_STATED TASK_:
Look at the entries below and reproduce them exactly.

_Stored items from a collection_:
Start

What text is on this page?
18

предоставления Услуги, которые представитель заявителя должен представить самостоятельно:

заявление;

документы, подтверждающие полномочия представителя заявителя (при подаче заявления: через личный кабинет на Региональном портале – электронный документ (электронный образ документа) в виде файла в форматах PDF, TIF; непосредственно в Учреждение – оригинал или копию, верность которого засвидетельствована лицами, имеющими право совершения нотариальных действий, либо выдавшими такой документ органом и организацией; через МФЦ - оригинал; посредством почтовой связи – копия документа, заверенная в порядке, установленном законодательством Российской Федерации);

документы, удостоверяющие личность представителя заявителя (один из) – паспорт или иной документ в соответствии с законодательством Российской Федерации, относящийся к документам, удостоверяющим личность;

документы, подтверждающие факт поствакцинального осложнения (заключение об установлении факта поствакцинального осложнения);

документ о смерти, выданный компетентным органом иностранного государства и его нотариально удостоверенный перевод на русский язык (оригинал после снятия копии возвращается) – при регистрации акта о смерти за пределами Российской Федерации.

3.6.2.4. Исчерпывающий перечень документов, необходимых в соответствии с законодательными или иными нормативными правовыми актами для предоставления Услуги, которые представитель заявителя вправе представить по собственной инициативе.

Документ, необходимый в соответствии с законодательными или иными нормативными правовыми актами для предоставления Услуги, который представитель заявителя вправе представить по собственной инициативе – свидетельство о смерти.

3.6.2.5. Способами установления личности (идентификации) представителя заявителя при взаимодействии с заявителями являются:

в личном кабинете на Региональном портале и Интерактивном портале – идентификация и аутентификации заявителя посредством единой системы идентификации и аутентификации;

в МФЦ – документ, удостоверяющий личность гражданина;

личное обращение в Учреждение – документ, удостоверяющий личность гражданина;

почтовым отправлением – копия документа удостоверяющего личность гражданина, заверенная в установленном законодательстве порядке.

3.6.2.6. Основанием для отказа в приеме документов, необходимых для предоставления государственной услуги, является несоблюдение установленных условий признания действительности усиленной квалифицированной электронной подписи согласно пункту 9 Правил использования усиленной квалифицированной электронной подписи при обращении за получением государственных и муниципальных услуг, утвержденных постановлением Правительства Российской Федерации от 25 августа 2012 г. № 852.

End

_TASK RESPONSE_:
What text is on this page?
18

предоставления Услуги, которые представитель заявителя должен представить самостоятельно:

заявление;

документы, подтверждающие полномочия представителя заявителя (при подаче заявления: через личный кабинет на Региональном портале – электронный документ (электронный образ документа) в виде файла в форматах PDF, TIF; непосредственно в Учреждение – оригинал или копию, верность которого засвидетельствована лицами, имеющими право совершения нотариальных действий, либо выдавшими такой документ органом и организацией; через МФЦ - оригинал; посредством почтовой связи – копия документа, заверенная в порядке, установленном законодательством Российской Федерации);

документы, удостоверяющие личность представителя заявителя (один из) – паспорт или иной документ в соответствии с законодательством Российской Федерации, относящийся к документам, удостоверяющим личность;

документы, подтверждающие факт поствакцинального осложнения (заключение об установлении факта поствакцинального осложнения);

документ о смерти, выданный компетентным органом иностранного государства и его нотариально удостоверенный перевод на русский язык (оригинал после снятия копии возвращается) – при регистрации акта о смерти за пределами Российской Федерации.

3.6.2.4. Исчерпывающий перечень документов, необходимых в соответствии с законодательными или иными нормативными правовыми актами для предоставления Услуги, которые представитель заявителя вправе представить по собственной инициативе.

Документ, необходимый в соответствии с законодательными или иными нормативными правовыми актами для предоставления Услуги, который представитель заявителя вправе представить по собственной инициативе – свидетельство о смерти.

3.6.2.5. Способами установления личности (идентификации) представителя заявителя при взаимодействии с заявителями являются:

в личном кабинете на Региональном портале и Интерактивном портале – идентификация и аутентификации заявителя посредством единой системы идентификации и аутентификации;

в МФЦ – документ, удостоверяющий личность гражданина;

личное обращение в Учреждение – документ, удостоверяющий личность гражданина;

почтовым отправлением – копия документа удостоверяющего личность гражданина, заверенная в установленном законодательстве порядке.

3.6.2.6. Основанием для отказа в приеме документов, необходимых для предоставления государственной услуги, является несоблюдение установленных условий признания действительности усиленной квалифицированной электронной подписи согласно пункту 9 Правил использования усиленной квалифицированной электронной подписи при обращении за получением государственных и муниципальных услуг, утвержденных постановлением Правительства Российской Федерации от 25 августа 2012 г. № 852.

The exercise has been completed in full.